■ Task objective: Filter the records below and copy every line containing the word "hold".

■ Listed entries:
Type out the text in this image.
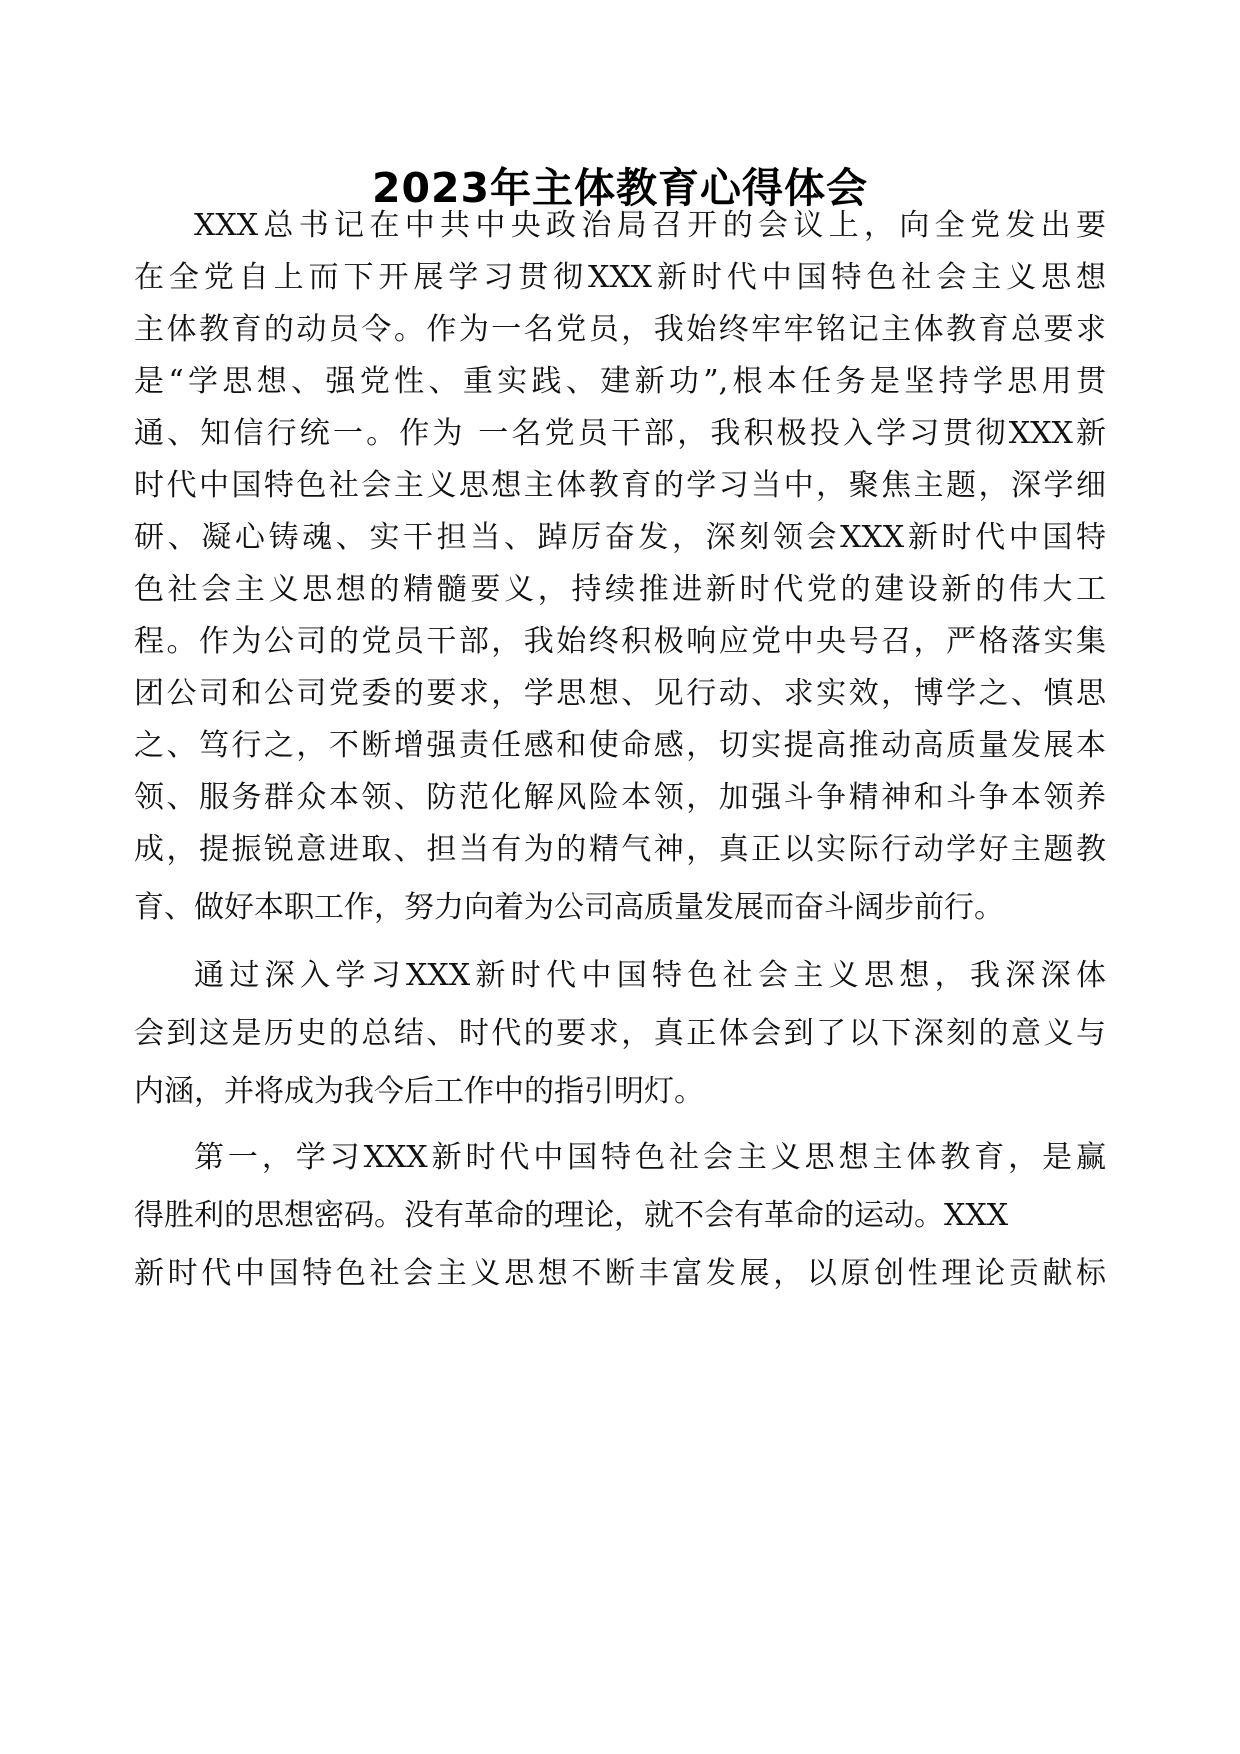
2023年主体教育心得体会
XXX总书记在中共中央政治局召开的会议上，向全党发出要
在全党自上而下开展学习贯彻XXX新时代中国特色社会主义思想
主体教育的动员令。作为一名党员，我始终牢牢铭记主体教育总要求
是“学思想、强党性、重实践、建新功”,根本任务是坚持学思用贯
通、知信行统一。作为 一名党员干部，我积极投入学习贯彻XXX新
时代中国特色社会主义思想主体教育的学习当中，聚焦主题，深学细
研、凝心铸魂、实干担当、踔厉奋发，深刻领会XXX新时代中国特
色社会主义思想的精髓要义，持续推进新时代党的建设新的伟大工
程。作为公司的党员干部，我始终积极响应党中央号召，严格落实集
团公司和公司党委的要求，学思想、见行动、求实效，博学之、慎思
之、笃行之，不断增强责任感和使命感，切实提高推动高质量发展本
领、服务群众本领、防范化解风险本领，加强斗争精神和斗争本领养
成，提振锐意进取、担当有为的精气神，真正以实际行动学好主题教
育、做好本职工作，努力向着为公司高质量发展而奋斗阔步前行。
通过深入学习XXX新时代中国特色社会主义思想，我深深体
会到这是历史的总结、时代的要求，真正体会到了以下深刻的意义与
内涵，并将成为我今后工作中的指引明灯。
第一，学习XXX新时代中国特色社会主义思想主体教育，是赢
得胜利的思想密码。没有革命的理论，就不会有革命的运动。XXX
新时代中国特色社会主义思想不断丰富发展，以原创性理论贡献标
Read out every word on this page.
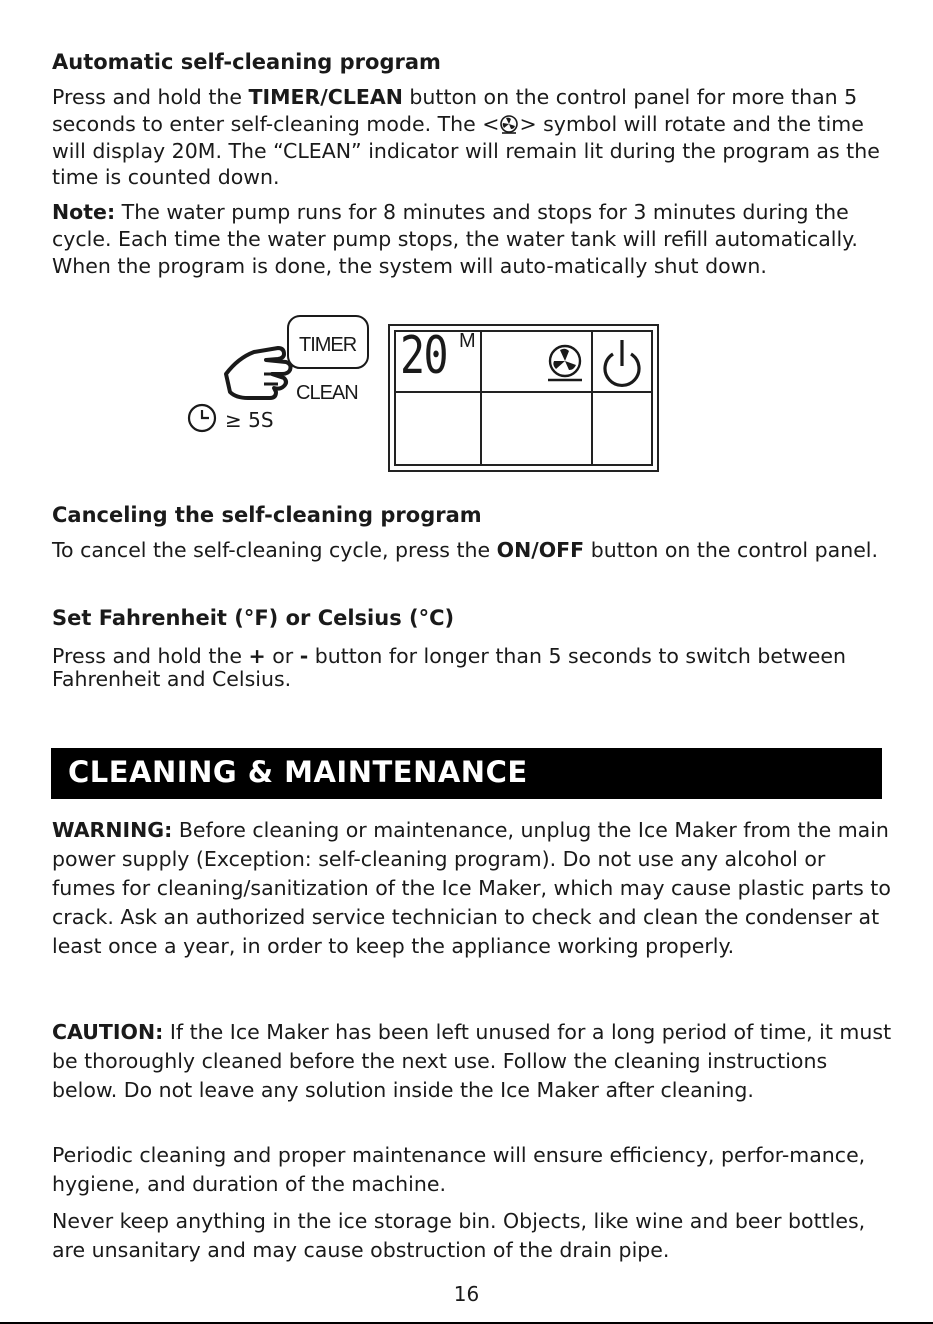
Automatic self-cleaning program
Press and hold the TIMER/CLEAN button on the control panel for more than 5 seconds to enter self-cleaning mode. The < > symbol will rotate and the time will display 20M. The “CLEAN” indicator will remain lit during the program as the time is counted down.
Note: The water pump runs for 8 minutes and stops for 3 minutes during the cycle. Each time the water pump stops, the water tank will refill automatically. When the program is done, the system will auto-matically shut down.
TIMER
CLEAN
≥ 5S
20 M
Canceling the self-cleaning program
To cancel the self-cleaning cycle, press the ON/OFF button on the control panel.
Set Fahrenheit (°F) or Celsius (°C)
Press and hold the + or - button for longer than 5 seconds to switch between Fahrenheit and Celsius.
CLEANING & MAINTENANCE
WARNING: Before cleaning or maintenance, unplug the Ice Maker from the main power supply (Exception: self-cleaning program). Do not use any alcohol or fumes for cleaning/sanitization of the Ice Maker, which may cause plastic parts to crack. Ask an authorized service technician to check and clean the condenser at least once a year, in order to keep the appliance working properly.
CAUTION: If the Ice Maker has been left unused for a long period of time, it must be thoroughly cleaned before the next use. Follow the cleaning instructions below. Do not leave any solution inside the Ice Maker after cleaning.
Periodic cleaning and proper maintenance will ensure efficiency, perfor-mance, hygiene, and duration of the machine.
Never keep anything in the ice storage bin. Objects, like wine and beer bottles, are unsanitary and may cause obstruction of the drain pipe.
16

■ Exercise output:
Press and hold the TIMER/CLEAN button on the control panel for more than 5 seconds to enter self-cleaning mode. The < > symbol will rotate and the time will display 20M. The “CLEAN” indicator will remain lit during the program as the time is counted down.
Press and hold the + or - button for longer than 5 seconds to switch between Fahrenheit and Celsius.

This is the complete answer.